| GIVEN EXERCISE |
Could every line of the data be printed exactly as it reads?

| INFORMATION PROVIDED |
◆ ◆ ◆ ◆
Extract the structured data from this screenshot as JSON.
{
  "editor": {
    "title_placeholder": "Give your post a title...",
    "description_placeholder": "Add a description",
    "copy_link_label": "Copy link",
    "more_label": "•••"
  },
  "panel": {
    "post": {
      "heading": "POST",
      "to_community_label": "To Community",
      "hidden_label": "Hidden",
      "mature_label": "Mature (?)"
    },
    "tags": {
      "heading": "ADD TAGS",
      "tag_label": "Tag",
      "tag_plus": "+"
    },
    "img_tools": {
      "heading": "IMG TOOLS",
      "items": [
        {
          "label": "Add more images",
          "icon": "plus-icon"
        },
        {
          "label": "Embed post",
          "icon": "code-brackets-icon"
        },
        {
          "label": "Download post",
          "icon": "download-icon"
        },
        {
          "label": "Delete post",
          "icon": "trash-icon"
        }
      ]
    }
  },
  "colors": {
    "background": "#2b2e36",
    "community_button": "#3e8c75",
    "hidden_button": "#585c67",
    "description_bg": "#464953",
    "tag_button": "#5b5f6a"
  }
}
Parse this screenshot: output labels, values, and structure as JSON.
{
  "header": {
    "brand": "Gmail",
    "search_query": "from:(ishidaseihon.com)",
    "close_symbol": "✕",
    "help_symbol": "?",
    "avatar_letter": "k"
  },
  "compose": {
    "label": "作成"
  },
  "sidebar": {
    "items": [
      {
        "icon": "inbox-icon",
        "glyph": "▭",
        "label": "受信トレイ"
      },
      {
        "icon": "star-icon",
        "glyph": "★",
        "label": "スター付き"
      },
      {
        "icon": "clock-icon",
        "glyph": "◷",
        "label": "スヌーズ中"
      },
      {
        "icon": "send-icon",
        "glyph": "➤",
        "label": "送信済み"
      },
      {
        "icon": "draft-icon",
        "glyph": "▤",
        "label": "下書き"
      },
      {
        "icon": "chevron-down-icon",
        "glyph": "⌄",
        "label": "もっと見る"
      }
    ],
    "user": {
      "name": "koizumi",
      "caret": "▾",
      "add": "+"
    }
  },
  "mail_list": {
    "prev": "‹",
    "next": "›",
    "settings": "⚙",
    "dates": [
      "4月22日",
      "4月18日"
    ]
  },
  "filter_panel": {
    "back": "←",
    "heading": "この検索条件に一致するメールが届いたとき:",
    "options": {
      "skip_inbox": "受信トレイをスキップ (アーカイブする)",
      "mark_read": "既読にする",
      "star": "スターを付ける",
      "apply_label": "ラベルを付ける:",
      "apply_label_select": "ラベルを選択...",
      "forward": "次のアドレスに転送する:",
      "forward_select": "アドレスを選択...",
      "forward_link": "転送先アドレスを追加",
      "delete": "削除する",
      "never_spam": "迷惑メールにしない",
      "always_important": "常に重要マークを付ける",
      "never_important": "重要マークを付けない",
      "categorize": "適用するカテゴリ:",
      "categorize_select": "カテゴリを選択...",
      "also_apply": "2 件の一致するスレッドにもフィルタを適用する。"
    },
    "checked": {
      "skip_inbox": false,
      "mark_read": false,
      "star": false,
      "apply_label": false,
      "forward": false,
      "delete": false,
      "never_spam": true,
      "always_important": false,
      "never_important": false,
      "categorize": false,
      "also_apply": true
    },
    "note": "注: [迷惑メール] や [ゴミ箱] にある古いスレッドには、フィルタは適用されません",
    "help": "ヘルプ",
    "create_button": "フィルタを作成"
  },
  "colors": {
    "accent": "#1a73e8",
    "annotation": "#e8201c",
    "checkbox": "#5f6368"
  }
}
◆ ◆ ◆ ◆
| ANSWER TO THIS PROBLEM |
Extract the structured data from this screenshot as JSON.
{
  "editor": {
    "title_placeholder": "Give your post a title...",
    "description_placeholder": "Add a description",
    "copy_link_label": "Copy link",
    "more_label": "•••"
  },
  "panel": {
    "post": {
      "heading": "POST",
      "to_community_label": "To Community",
      "hidden_label": "Hidden",
      "mature_label": "Mature (?)"
    },
    "tags": {
      "heading": "ADD TAGS",
      "tag_label": "Tag",
      "tag_plus": "+"
    },
    "img_tools": {
      "heading": "IMG TOOLS",
      "items": [
        {
          "label": "Add more images",
          "icon": "plus-icon"
        },
        {
          "label": "Embed post",
          "icon": "code-brackets-icon"
        },
        {
          "label": "Download post",
          "icon": "download-icon"
        },
        {
          "label": "Delete post",
          "icon": "trash-icon"
        }
      ]
    }
  },
  "colors": {
    "background": "#2b2e36",
    "community_button": "#3e8c75",
    "hidden_button": "#585c67",
    "description_bg": "#464953",
    "tag_button": "#5b5f6a"
  }
}
Parse this screenshot: output labels, values, and structure as JSON.
{
  "header": {
    "brand": "Gmail",
    "search_query": "from:(ishidaseihon.com)",
    "close_symbol": "✕",
    "help_symbol": "?",
    "avatar_letter": "k"
  },
  "compose": {
    "label": "作成"
  },
  "sidebar": {
    "items": [
      {
        "icon": "inbox-icon",
        "glyph": "▭",
        "label": "受信トレイ"
      },
      {
        "icon": "star-icon",
        "glyph": "★",
        "label": "スター付き"
      },
      {
        "icon": "clock-icon",
        "glyph": "◷",
        "label": "スヌーズ中"
      },
      {
        "icon": "send-icon",
        "glyph": "➤",
        "label": "送信済み"
      },
      {
        "icon": "draft-icon",
        "glyph": "▤",
        "label": "下書き"
      },
      {
        "icon": "chevron-down-icon",
        "glyph": "⌄",
        "label": "もっと見る"
      }
    ],
    "user": {
      "name": "koizumi",
      "caret": "▾",
      "add": "+"
    }
  },
  "mail_list": {
    "prev": "‹",
    "next": "›",
    "settings": "⚙",
    "dates": [
      "4月22日",
      "4月18日"
    ]
  },
  "filter_panel": {
    "back": "←",
    "heading": "この検索条件に一致するメールが届いたとき:",
    "options": {
      "skip_inbox": "受信トレイをスキップ (アーカイブする)",
      "mark_read": "既読にする",
      "star": "スターを付ける",
      "apply_label": "ラベルを付ける:",
      "apply_label_select": "ラベルを選択...",
      "forward": "次のアドレスに転送する:",
      "forward_select": "アドレスを選択...",
      "forward_link": "転送先アドレスを追加",
      "delete": "削除する",
      "never_spam": "迷惑メールにしない",
      "always_important": "常に重要マークを付ける",
      "never_important": "重要マークを付けない",
      "categorize": "適用するカテゴリ:",
      "categorize_select": "カテゴリを選択...",
      "also_apply": "2 件の一致するスレッドにもフィルタを適用する。"
    },
    "checked": {
      "skip_inbox": false,
      "mark_read": false,
      "star": false,
      "apply_label": false,
      "forward": false,
      "delete": false,
      "never_spam": true,
      "always_important": false,
      "never_important": false,
      "categorize": false,
      "also_apply": true
    },
    "note": "注: [迷惑メール] や [ゴミ箱] にある古いスレッドには、フィルタは適用されません",
    "help": "ヘルプ",
    "create_button": "フィルタを作成"
  },
  "colors": {
    "accent": "#1a73e8",
    "annotation": "#e8201c",
    "checkbox": "#5f6368"
  }
}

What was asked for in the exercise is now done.